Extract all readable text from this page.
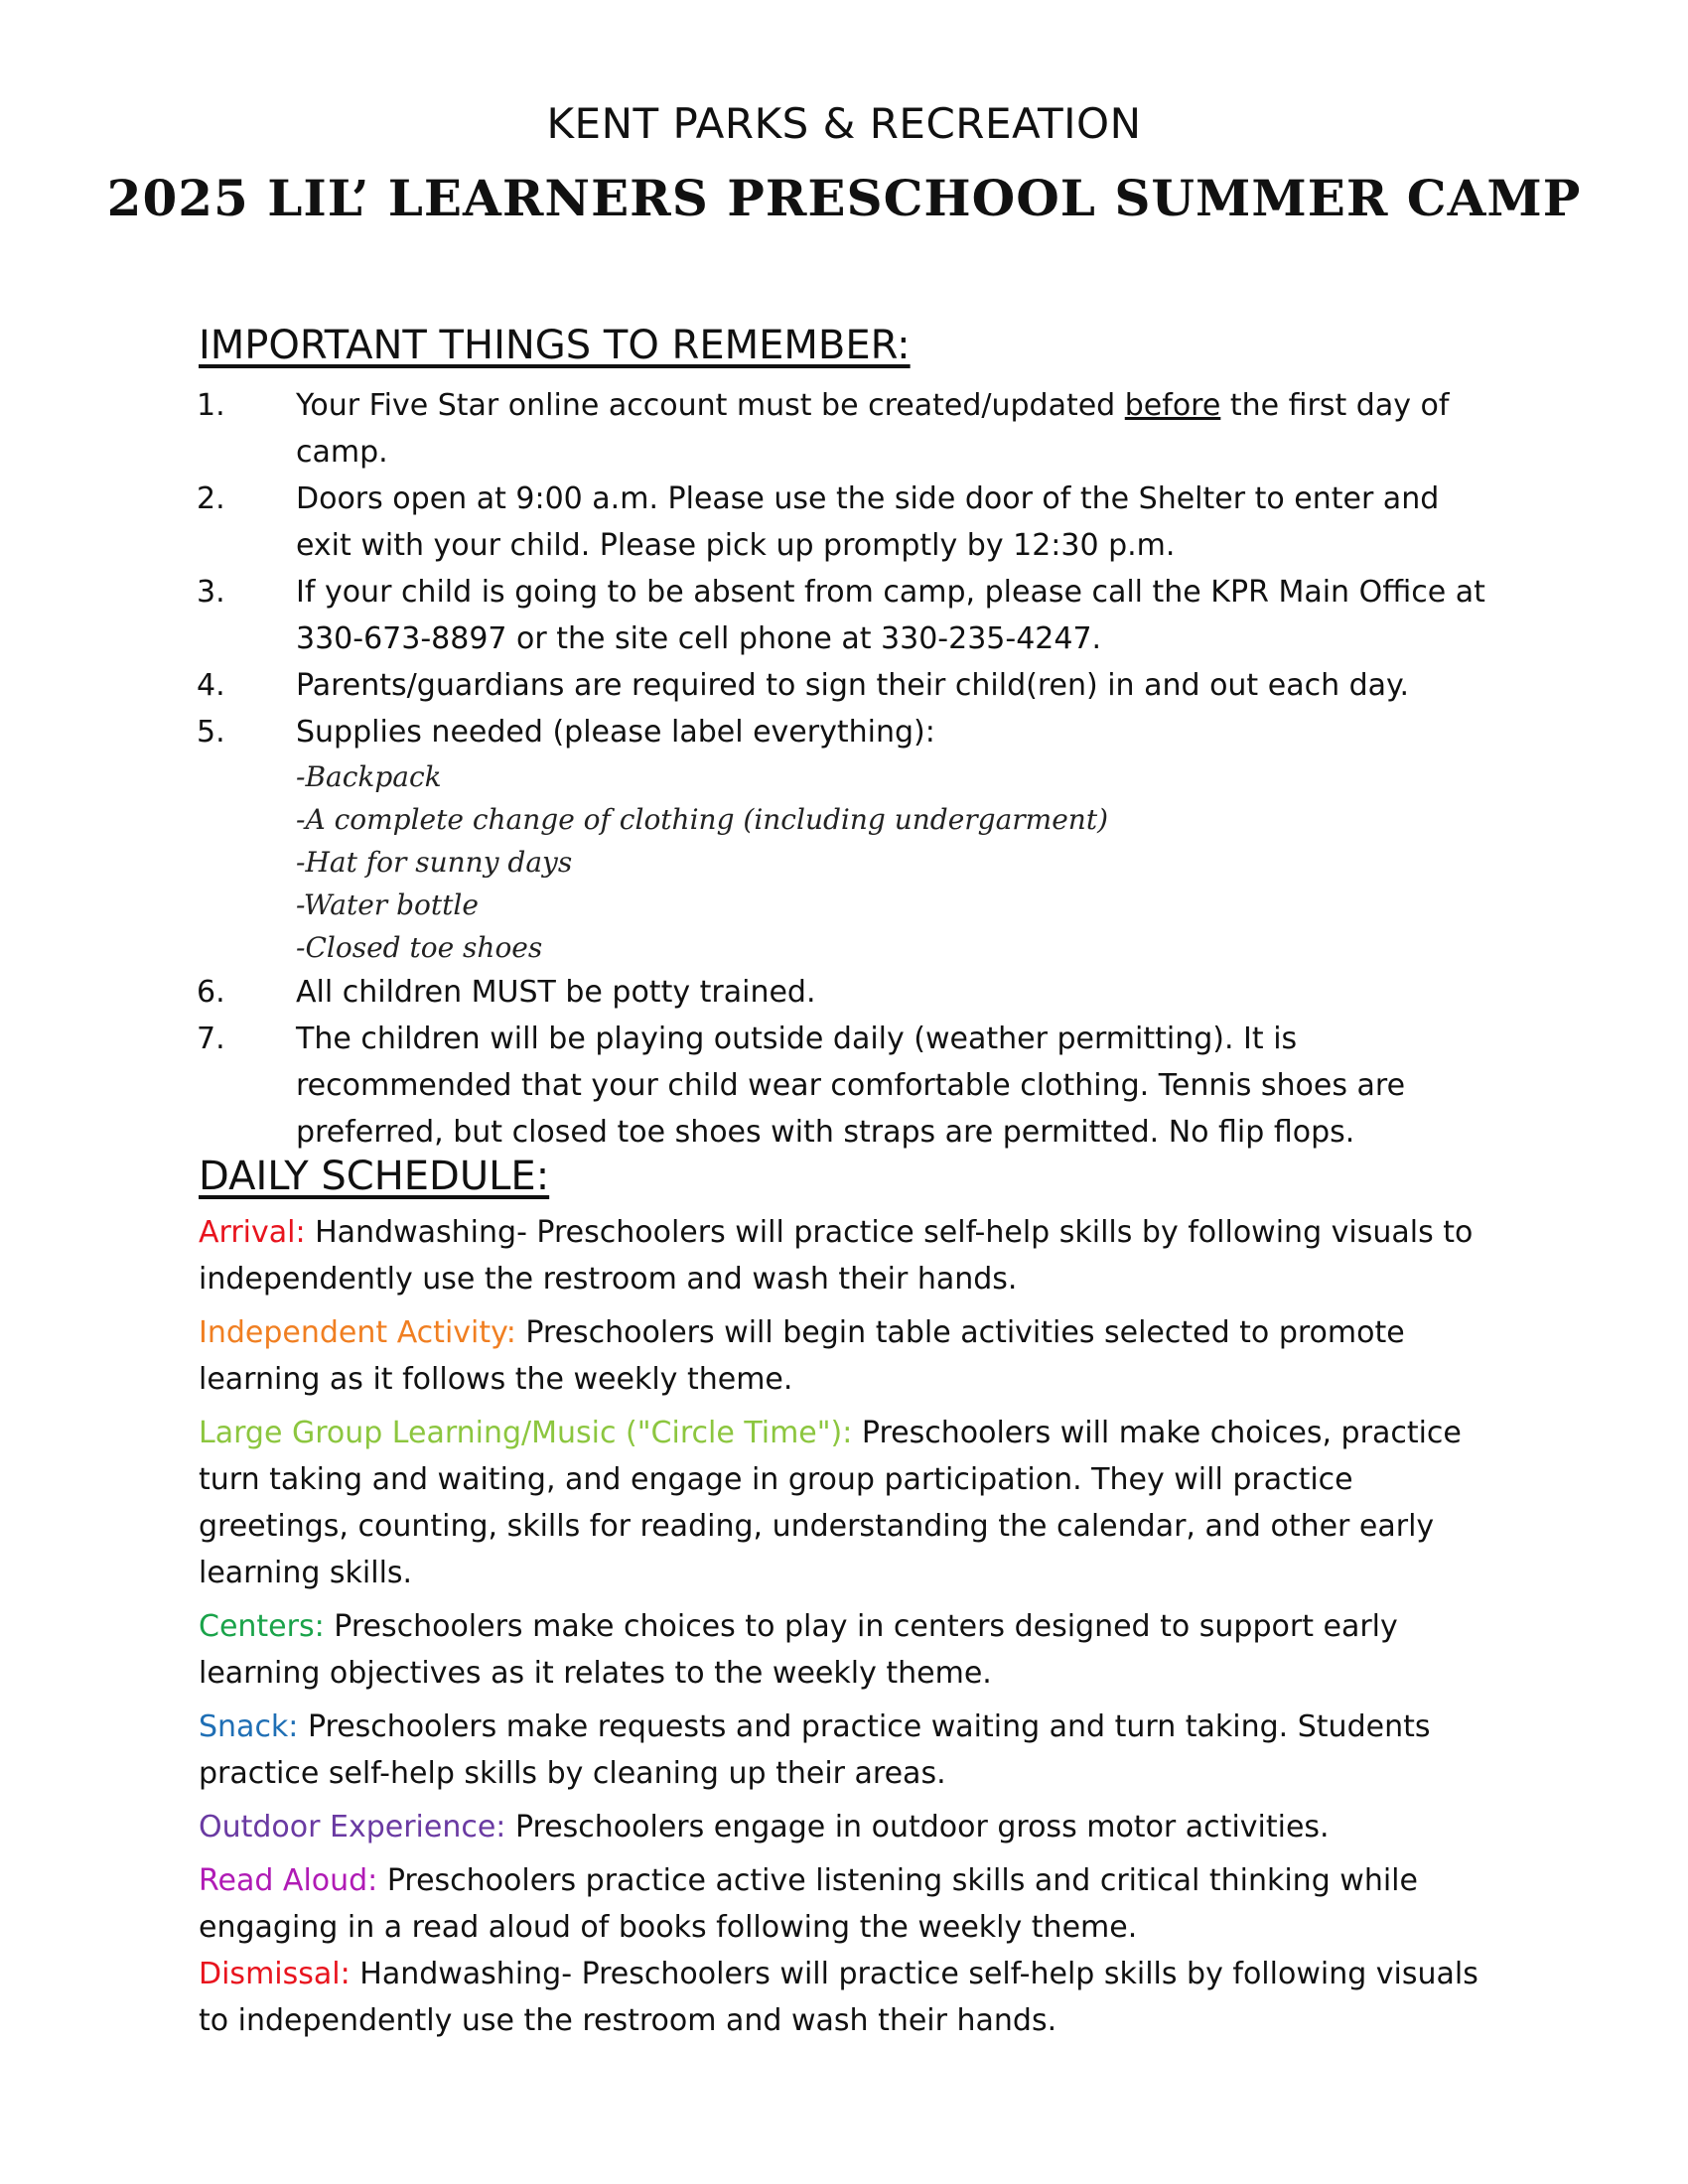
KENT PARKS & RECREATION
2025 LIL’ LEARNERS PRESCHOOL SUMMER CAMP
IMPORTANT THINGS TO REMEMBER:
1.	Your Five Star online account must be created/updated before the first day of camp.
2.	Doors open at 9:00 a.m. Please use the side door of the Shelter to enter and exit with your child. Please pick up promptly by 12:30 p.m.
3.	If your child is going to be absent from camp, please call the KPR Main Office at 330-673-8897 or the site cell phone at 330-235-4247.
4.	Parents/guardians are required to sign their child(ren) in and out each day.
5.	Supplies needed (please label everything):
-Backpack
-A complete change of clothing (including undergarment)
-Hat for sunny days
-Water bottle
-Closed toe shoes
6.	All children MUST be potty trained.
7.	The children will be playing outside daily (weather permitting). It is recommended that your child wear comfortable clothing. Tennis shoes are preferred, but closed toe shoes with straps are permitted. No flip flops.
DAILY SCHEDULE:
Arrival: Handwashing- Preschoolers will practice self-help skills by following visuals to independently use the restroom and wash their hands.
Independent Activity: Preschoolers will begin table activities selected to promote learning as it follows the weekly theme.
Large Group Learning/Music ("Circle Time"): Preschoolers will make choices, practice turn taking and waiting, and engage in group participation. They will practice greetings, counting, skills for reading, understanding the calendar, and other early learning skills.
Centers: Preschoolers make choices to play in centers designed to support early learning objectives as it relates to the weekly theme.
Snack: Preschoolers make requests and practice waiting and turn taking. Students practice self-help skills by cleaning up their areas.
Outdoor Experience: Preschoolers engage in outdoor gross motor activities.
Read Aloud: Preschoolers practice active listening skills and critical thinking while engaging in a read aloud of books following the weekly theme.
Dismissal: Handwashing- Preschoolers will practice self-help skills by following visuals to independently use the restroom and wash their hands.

[Requirement] Reproduce all the records verbatim, excluding images.

[Output]
Extract all readable text from this page.
KENT PARKS & RECREATION
2025 LIL’ LEARNERS PRESCHOOL SUMMER CAMP
IMPORTANT THINGS TO REMEMBER:
1.	Your Five Star online account must be created/updated before the first day of camp.
2.	Doors open at 9:00 a.m. Please use the side door of the Shelter to enter and exit with your child. Please pick up promptly by 12:30 p.m.
3.	If your child is going to be absent from camp, please call the KPR Main Office at 330-673-8897 or the site cell phone at 330-235-4247.
4.	Parents/guardians are required to sign their child(ren) in and out each day.
5.	Supplies needed (please label everything):
-Backpack
-A complete change of clothing (including undergarment)
-Hat for sunny days
-Water bottle
-Closed toe shoes
6.	All children MUST be potty trained.
7.	The children will be playing outside daily (weather permitting). It is recommended that your child wear comfortable clothing. Tennis shoes are preferred, but closed toe shoes with straps are permitted. No flip flops.
DAILY SCHEDULE:
Arrival: Handwashing- Preschoolers will practice self-help skills by following visuals to independently use the restroom and wash their hands.
Independent Activity: Preschoolers will begin table activities selected to promote learning as it follows the weekly theme.
Large Group Learning/Music ("Circle Time"): Preschoolers will make choices, practice turn taking and waiting, and engage in group participation. They will practice greetings, counting, skills for reading, understanding the calendar, and other early learning skills.
Centers: Preschoolers make choices to play in centers designed to support early learning objectives as it relates to the weekly theme.
Snack: Preschoolers make requests and practice waiting and turn taking. Students practice self-help skills by cleaning up their areas.
Outdoor Experience: Preschoolers engage in outdoor gross motor activities.
Read Aloud: Preschoolers practice active listening skills and critical thinking while engaging in a read aloud of books following the weekly theme.
Dismissal: Handwashing- Preschoolers will practice self-help skills by following visuals to independently use the restroom and wash their hands.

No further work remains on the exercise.